- **Exercise details**:
Search the data for the word "meydana" and copy every line where it occurs.

- **Listed records**:
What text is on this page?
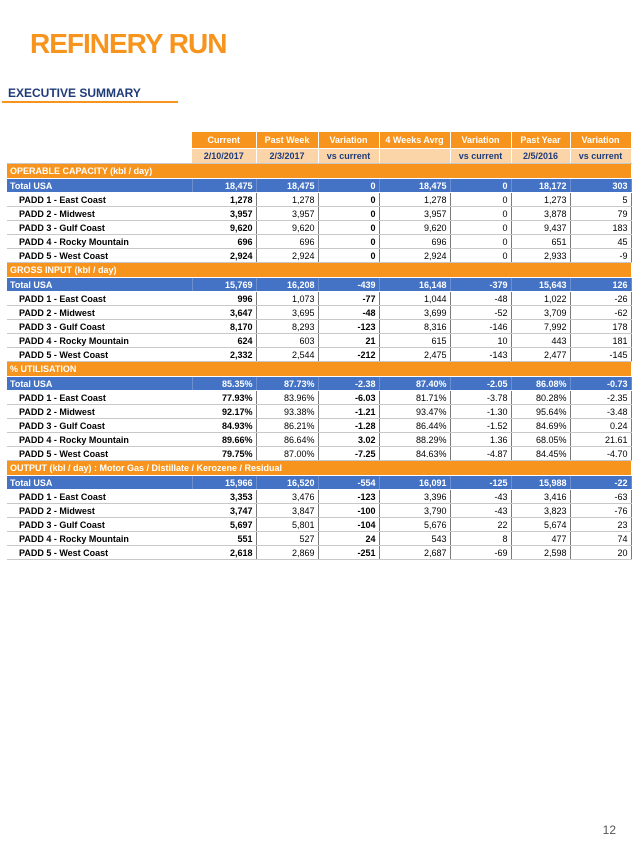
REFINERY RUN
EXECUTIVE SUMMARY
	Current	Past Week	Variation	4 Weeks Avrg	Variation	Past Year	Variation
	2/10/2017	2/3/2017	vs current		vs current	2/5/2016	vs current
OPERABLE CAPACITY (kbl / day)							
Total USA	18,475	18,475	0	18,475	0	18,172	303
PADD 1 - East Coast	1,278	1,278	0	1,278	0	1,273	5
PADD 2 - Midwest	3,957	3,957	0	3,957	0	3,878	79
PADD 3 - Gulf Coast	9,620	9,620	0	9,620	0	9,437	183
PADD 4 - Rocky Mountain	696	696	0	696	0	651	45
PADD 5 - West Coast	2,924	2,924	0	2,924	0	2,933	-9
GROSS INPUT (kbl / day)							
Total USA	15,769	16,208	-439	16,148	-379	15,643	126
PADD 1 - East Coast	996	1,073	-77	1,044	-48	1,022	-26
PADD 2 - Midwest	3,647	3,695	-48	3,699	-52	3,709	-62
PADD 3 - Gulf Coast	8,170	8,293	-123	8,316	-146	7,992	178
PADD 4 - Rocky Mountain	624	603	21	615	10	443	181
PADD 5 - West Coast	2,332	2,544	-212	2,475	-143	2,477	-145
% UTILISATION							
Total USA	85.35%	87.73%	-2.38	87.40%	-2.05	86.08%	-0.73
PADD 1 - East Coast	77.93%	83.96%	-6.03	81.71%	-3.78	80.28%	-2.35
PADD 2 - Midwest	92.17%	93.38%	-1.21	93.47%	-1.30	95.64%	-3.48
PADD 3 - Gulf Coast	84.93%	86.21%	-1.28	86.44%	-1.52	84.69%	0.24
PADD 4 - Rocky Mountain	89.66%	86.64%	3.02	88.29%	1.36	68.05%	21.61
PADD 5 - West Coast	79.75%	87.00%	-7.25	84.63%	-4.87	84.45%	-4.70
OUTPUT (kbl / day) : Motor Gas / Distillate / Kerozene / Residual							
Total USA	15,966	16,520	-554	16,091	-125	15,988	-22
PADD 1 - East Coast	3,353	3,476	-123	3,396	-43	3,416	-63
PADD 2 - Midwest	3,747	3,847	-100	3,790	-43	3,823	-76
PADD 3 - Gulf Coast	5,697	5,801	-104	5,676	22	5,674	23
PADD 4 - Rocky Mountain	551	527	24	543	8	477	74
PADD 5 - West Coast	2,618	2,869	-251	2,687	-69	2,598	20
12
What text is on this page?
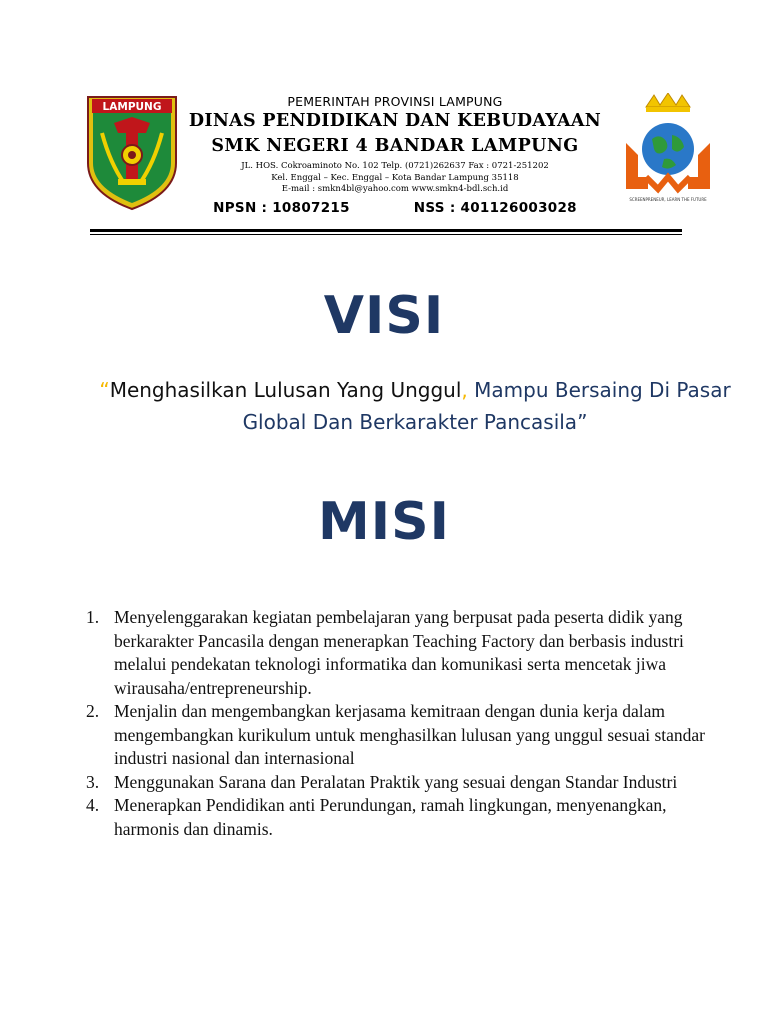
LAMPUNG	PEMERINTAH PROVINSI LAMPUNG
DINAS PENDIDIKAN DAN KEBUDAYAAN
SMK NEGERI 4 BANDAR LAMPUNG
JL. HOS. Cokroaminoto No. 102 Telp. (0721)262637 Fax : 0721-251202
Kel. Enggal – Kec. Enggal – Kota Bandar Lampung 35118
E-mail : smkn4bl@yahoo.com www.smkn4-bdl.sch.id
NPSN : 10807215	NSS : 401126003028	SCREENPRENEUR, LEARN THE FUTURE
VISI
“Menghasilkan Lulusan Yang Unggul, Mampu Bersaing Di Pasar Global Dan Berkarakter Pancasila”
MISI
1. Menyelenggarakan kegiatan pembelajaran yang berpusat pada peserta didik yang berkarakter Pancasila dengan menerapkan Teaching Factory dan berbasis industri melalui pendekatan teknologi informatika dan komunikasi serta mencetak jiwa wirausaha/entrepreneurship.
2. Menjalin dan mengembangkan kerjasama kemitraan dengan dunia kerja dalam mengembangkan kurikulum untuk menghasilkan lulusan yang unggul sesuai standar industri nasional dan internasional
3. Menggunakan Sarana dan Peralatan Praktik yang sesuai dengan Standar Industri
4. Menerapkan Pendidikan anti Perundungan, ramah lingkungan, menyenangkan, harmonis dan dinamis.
* * *
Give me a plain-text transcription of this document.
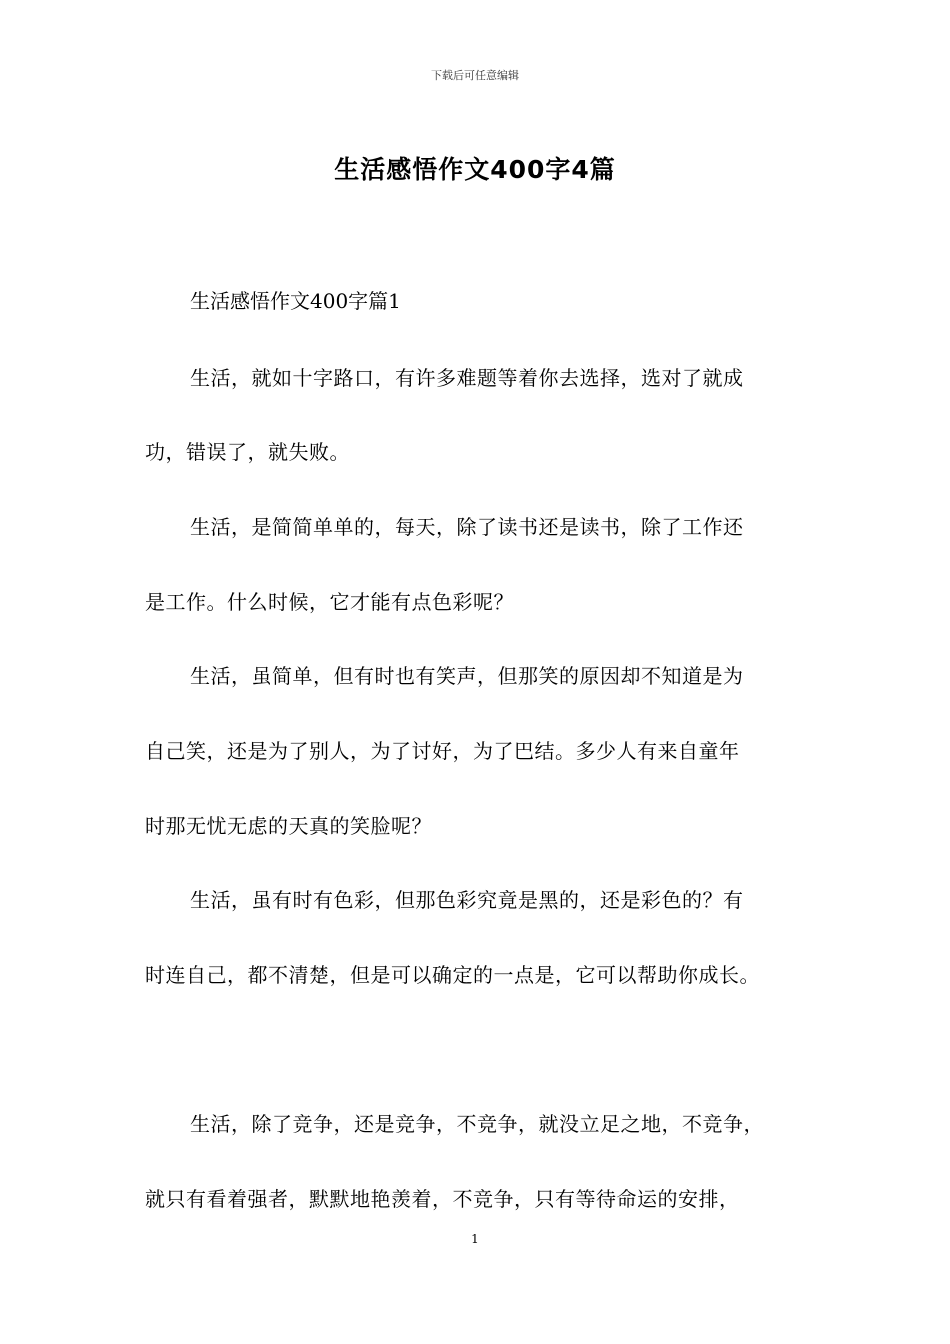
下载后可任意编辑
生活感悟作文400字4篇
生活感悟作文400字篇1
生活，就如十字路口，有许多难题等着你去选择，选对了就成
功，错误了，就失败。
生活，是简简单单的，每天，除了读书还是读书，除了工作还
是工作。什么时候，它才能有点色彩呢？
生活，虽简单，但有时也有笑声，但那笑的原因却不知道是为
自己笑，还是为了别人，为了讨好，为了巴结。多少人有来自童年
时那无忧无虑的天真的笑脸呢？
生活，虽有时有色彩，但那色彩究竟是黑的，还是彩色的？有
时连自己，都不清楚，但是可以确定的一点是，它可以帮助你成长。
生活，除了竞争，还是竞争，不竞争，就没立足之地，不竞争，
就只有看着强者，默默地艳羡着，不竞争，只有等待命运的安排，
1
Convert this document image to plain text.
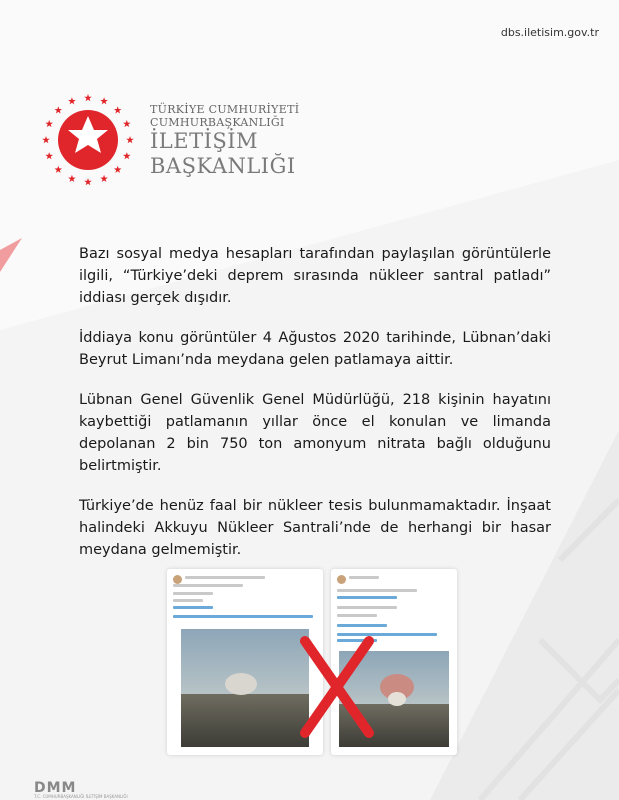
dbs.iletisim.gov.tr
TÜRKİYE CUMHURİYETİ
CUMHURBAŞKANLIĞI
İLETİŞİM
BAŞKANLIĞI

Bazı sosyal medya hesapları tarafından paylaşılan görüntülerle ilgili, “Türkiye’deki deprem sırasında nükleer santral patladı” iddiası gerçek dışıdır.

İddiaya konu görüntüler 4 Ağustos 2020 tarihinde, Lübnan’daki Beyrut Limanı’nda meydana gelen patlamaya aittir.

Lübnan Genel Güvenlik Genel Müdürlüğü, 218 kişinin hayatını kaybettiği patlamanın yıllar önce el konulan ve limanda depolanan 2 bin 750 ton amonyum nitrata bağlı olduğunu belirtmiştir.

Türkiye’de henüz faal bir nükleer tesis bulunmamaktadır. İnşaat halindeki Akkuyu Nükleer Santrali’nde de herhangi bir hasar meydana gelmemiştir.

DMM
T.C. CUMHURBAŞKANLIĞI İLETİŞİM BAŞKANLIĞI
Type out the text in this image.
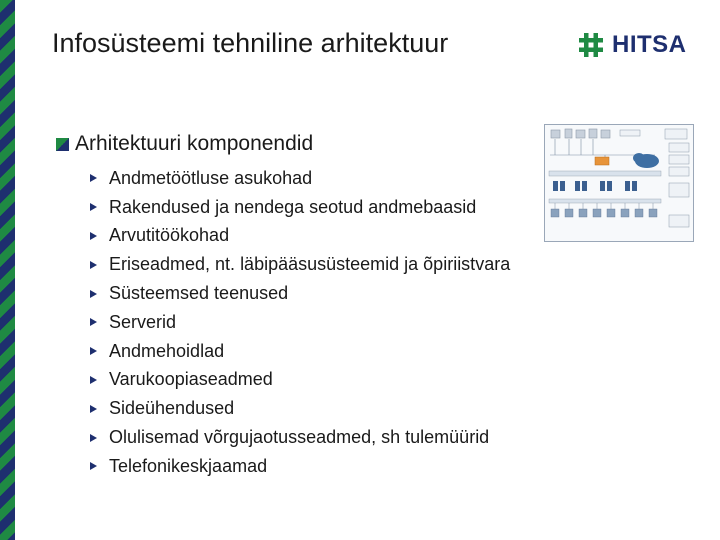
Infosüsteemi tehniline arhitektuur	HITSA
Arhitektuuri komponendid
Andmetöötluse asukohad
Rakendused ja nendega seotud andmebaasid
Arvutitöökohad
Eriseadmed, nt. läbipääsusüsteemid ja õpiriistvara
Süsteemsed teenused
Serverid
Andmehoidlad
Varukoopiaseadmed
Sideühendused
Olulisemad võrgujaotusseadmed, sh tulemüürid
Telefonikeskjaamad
==
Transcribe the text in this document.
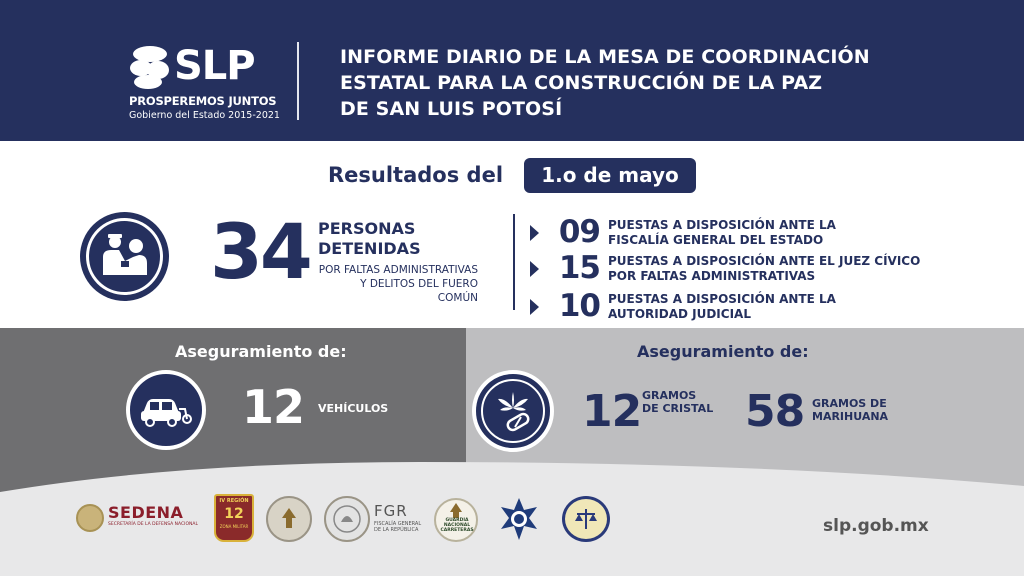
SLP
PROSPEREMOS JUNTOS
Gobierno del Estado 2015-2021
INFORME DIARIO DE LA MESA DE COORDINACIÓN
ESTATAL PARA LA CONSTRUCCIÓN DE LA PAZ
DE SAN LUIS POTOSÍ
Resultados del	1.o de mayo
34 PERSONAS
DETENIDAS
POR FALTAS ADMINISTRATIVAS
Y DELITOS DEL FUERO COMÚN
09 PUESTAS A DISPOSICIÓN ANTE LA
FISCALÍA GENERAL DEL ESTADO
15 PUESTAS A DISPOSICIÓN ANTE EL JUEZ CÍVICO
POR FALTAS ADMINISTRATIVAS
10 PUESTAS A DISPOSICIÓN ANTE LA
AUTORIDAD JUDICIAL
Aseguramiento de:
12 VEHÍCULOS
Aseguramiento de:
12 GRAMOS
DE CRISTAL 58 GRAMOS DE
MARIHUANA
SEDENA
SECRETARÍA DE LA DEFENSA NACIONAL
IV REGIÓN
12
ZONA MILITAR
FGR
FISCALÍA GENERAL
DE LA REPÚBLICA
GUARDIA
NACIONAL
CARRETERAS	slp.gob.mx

- **Worked solution**:
İddiaya konu görüntüler 4 Ağustos 2020 tarihinde, Lübnan’daki Beyrut Limanı’nda meydana gelen patlamaya aittir.
Türkiye’de henüz faal bir nükleer tesis bulunmamaktadır. İnşaat halindeki Akkuyu Nükleer Santrali’nde de herhangi bir hasar meydana gelmemiştir.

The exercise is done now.